Records
########

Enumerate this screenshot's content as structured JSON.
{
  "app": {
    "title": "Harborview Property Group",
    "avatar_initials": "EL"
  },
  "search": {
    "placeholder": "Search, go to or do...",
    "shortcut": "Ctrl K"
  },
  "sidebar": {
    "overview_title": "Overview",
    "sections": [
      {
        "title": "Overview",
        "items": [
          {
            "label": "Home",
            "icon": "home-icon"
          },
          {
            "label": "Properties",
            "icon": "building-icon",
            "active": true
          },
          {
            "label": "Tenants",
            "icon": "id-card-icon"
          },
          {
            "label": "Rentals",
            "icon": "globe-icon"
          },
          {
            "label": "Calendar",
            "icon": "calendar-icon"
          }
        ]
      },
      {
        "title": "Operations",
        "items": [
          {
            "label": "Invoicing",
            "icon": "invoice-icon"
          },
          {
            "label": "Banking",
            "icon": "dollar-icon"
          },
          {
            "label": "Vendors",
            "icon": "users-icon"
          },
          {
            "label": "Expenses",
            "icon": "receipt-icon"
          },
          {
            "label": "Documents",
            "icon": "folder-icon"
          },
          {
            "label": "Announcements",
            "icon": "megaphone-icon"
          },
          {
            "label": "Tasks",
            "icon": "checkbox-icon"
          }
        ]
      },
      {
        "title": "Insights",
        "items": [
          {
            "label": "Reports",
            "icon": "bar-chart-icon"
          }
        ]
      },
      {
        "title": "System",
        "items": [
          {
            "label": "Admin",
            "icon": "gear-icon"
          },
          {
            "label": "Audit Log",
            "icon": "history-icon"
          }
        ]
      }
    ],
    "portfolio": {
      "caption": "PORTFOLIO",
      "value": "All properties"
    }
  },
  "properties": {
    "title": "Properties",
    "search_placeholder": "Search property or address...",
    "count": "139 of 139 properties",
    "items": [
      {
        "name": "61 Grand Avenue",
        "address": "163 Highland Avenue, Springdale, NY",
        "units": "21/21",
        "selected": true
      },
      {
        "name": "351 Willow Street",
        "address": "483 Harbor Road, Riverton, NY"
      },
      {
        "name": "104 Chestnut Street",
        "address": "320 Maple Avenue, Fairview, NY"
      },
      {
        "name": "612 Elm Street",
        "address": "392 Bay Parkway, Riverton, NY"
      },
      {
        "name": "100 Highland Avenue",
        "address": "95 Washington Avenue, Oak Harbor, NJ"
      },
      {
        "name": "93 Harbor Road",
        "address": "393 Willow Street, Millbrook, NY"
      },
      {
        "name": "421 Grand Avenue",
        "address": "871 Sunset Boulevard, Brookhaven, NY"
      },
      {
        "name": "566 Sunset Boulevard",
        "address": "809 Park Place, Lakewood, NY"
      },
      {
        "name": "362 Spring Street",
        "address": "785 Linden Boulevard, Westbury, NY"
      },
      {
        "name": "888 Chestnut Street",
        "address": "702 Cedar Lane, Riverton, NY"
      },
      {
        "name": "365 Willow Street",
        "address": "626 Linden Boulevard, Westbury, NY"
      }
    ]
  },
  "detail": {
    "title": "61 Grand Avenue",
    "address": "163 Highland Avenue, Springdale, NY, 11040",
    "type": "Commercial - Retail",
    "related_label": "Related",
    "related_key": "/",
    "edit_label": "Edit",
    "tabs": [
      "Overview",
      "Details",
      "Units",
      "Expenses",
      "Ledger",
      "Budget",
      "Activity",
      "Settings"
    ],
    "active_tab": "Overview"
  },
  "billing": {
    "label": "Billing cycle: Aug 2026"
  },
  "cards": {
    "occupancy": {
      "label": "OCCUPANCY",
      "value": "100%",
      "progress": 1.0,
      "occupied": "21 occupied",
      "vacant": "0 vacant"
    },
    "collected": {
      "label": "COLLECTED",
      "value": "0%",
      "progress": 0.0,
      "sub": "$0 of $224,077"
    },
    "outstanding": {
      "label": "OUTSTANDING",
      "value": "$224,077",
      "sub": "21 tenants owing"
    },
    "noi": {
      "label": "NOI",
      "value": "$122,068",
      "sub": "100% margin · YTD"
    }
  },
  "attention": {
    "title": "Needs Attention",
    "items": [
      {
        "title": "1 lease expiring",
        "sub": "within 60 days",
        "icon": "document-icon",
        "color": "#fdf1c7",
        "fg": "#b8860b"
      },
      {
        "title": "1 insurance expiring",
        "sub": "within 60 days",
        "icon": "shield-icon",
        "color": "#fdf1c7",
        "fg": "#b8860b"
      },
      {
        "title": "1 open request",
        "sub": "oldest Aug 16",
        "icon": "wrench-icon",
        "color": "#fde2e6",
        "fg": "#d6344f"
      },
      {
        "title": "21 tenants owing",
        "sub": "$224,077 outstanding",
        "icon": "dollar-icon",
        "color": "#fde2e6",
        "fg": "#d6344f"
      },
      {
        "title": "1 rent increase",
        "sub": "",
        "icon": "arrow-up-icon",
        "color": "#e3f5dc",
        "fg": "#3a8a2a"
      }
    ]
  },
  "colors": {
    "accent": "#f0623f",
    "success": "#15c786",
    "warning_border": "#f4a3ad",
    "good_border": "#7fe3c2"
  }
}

########

Return every line above that contains the word "Westbury".

Right answer
        "address": "785 Linden Boulevard, Westbury, NY"
        "address": "626 Linden Boulevard, Westbury, NY"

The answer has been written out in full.